» Exercise brief
Say how many lines hold the string "FWscAMIP"; please write nothing but the number.

» Provided information
[START]

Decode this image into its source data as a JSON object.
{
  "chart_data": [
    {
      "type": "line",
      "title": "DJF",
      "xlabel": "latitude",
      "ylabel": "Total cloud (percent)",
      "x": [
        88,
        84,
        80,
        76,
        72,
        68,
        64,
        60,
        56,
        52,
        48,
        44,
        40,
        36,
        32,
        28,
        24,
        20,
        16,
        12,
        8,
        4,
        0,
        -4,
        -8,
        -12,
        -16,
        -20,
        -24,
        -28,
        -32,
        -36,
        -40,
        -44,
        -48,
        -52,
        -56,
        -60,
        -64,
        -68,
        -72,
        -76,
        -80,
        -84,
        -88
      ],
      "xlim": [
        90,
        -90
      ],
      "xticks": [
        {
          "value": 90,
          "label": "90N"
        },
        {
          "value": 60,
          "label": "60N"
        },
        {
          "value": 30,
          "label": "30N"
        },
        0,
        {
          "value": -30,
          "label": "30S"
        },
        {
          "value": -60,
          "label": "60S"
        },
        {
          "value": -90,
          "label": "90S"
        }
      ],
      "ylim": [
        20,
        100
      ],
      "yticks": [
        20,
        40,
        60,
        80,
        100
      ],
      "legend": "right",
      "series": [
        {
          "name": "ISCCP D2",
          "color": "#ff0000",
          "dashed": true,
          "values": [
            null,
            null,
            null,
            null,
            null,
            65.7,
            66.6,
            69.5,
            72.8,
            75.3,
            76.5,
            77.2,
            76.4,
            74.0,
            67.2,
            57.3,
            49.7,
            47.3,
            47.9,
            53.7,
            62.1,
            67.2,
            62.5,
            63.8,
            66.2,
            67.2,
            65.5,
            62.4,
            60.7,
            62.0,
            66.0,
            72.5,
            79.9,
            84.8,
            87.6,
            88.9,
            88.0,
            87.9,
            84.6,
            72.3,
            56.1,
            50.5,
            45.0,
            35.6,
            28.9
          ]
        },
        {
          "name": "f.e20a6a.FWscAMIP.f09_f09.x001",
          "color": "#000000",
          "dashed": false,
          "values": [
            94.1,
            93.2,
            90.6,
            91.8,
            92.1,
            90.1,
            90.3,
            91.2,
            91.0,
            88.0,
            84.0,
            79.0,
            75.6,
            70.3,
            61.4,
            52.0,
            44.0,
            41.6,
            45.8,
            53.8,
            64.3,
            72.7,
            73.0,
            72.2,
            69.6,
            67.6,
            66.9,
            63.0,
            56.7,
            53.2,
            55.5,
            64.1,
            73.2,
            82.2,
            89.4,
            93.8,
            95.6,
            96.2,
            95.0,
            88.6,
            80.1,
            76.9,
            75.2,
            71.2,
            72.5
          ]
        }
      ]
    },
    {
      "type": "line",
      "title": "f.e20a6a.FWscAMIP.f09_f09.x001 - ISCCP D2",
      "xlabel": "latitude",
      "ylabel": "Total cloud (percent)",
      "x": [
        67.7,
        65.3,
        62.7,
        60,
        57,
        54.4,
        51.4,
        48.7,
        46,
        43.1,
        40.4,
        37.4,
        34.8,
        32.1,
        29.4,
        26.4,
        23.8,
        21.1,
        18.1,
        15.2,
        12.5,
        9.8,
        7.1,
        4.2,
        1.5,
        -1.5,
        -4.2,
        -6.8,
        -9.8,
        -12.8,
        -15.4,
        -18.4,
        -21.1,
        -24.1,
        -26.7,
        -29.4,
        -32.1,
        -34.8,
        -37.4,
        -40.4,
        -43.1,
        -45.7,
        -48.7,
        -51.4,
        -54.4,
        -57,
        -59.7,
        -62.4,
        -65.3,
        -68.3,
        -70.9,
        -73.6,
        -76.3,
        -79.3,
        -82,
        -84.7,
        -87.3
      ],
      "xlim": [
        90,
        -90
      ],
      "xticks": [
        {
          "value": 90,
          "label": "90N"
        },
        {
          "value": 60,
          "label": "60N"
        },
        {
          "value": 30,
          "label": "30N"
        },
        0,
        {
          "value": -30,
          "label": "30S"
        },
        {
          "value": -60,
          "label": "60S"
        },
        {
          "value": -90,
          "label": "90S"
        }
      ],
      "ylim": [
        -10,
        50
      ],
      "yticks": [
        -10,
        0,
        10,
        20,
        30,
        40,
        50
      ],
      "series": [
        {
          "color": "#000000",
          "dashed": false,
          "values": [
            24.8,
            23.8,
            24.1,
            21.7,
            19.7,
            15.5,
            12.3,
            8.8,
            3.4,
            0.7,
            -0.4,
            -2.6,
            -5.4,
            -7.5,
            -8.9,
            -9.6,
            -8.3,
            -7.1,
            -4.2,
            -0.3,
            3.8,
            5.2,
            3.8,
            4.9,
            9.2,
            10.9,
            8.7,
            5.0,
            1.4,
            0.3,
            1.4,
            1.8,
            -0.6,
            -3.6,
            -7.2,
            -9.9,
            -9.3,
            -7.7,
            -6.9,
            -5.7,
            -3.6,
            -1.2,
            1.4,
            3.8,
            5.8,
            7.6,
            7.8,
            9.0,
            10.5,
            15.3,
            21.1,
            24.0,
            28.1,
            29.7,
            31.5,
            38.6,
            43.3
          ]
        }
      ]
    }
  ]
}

[END]

» Problem solution
2